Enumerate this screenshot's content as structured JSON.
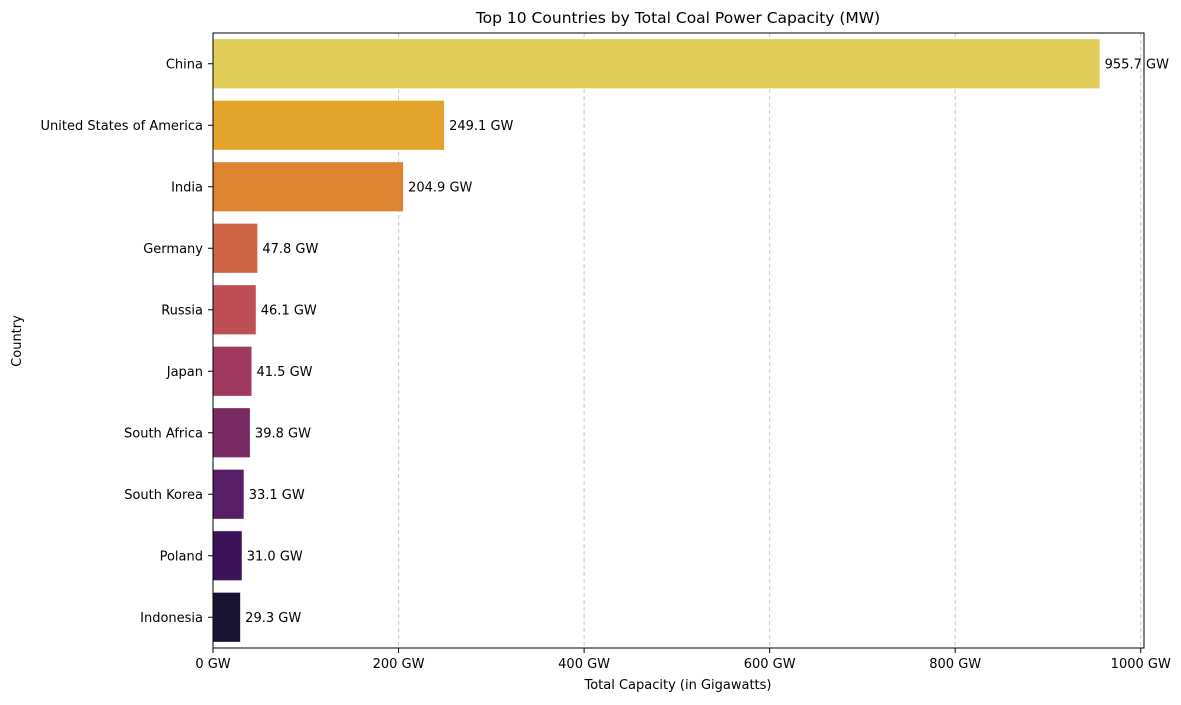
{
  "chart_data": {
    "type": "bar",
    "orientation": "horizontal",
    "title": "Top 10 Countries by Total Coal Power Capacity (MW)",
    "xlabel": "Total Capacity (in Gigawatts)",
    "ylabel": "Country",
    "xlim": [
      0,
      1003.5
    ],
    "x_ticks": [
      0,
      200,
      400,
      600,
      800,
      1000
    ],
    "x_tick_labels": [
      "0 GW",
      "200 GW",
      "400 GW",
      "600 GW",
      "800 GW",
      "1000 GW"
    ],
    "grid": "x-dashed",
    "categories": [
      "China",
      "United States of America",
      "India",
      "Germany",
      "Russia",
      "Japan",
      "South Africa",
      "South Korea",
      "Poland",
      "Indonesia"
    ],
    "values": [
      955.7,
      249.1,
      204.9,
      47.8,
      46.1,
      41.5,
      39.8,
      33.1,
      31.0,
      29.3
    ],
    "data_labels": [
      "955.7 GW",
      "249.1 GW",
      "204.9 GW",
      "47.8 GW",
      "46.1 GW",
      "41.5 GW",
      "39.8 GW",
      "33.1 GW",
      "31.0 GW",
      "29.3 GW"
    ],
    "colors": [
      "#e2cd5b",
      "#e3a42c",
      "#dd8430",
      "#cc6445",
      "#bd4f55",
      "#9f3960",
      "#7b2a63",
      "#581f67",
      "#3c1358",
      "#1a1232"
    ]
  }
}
+ + +
» Given problem: Look over the material above and show each line where "Capacity" appears.

» Output of the task:
    "title": "Top 10 Countries by Total Coal Power Capacity (MW)",
    "xlabel": "Total Capacity (in Gigawatts)",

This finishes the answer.